(Raw records)
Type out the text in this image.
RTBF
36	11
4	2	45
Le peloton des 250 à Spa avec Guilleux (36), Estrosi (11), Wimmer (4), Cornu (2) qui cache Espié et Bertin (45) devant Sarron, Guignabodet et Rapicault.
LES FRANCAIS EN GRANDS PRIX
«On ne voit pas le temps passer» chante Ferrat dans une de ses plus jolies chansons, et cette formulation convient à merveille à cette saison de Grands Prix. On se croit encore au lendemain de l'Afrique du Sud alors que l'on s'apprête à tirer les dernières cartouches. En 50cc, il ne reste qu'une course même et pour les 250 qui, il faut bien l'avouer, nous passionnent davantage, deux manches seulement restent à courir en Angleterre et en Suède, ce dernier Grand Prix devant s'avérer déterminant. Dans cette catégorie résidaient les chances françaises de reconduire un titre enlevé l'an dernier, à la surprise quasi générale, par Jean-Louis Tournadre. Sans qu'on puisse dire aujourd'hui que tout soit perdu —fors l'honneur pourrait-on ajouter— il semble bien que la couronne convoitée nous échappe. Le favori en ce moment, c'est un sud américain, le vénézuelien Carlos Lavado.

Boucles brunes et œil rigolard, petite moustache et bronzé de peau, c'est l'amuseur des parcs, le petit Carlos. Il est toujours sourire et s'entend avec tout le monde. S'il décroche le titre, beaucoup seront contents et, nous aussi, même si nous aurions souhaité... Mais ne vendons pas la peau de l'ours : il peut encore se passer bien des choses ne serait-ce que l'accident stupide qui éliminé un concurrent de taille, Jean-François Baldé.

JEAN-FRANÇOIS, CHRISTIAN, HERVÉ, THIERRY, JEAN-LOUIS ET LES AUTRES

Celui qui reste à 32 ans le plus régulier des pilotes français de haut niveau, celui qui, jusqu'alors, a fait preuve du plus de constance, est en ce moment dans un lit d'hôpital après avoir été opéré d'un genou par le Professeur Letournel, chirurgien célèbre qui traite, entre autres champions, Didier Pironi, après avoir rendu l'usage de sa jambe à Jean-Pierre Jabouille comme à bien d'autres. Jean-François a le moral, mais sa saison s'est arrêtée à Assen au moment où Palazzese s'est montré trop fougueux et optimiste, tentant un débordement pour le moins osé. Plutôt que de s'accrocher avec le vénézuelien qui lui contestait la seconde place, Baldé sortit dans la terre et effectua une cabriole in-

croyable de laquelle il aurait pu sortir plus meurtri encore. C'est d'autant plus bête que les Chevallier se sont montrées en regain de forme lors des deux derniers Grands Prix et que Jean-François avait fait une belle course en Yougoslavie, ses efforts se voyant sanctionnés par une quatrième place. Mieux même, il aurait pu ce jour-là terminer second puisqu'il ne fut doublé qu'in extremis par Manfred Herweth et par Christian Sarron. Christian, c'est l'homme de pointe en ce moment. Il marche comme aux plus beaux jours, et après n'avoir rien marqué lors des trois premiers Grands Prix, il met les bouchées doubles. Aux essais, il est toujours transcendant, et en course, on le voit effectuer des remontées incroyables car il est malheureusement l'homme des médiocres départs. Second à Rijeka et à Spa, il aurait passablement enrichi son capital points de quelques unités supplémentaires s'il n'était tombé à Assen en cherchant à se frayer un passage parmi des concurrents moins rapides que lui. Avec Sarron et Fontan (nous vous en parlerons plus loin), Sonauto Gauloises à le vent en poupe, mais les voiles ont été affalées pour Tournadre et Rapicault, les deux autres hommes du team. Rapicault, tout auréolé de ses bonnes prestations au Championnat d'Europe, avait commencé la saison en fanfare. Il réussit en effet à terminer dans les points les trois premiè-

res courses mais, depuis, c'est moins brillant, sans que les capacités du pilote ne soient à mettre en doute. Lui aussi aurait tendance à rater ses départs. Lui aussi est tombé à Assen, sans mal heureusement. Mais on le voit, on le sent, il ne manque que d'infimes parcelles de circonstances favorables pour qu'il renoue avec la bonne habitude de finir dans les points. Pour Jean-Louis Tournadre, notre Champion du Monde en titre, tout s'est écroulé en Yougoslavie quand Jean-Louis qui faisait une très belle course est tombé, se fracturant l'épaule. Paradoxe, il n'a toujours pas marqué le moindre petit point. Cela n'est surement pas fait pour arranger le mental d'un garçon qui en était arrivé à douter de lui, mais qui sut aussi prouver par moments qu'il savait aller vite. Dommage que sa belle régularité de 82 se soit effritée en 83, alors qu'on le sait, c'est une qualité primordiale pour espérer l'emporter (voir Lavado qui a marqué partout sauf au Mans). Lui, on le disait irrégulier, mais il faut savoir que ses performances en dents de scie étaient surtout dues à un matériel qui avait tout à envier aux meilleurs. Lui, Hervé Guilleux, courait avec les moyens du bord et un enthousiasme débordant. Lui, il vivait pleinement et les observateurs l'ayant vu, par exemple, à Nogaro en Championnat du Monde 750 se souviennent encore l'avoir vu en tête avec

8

#### TASK INSTRUCTIONS
Among the lines of the material, find those that hold the word "devant" and copy them.

#### COMPLETE RESPONSE
Le peloton des 250 à Spa avec Guilleux (36), Estrosi (11), Wimmer (4), Cornu (2) qui cache Espié et Bertin (45) devant Sarron, Guignabodet et Rapicault.
«On ne voit pas le temps passer» chante Ferrat dans une de ses plus jolies chansons, et cette formulation convient à merveille à cette saison de Grands Prix. On se croit encore au lendemain de l'Afrique du Sud alors que l'on s'apprête à tirer les dernières cartouches. En 50cc, il ne reste qu'une course même et pour les 250 qui, il faut bien l'avouer, nous passionnent davantage, deux manches seulement restent à courir en Angleterre et en Suède, ce dernier Grand Prix devant s'avérer déterminant. Dans cette catégorie résidaient les chances françaises de reconduire un titre enlevé l'an dernier, à la surprise quasi générale, par Jean-Louis Tournadre. Sans qu'on puisse dire aujourd'hui que tout soit perdu —fors l'honneur pourrait-on ajouter— il semble bien que la couronne convoitée nous échappe. Le favori en ce moment, c'est un sud américain, le vénézuelien Carlos Lavado.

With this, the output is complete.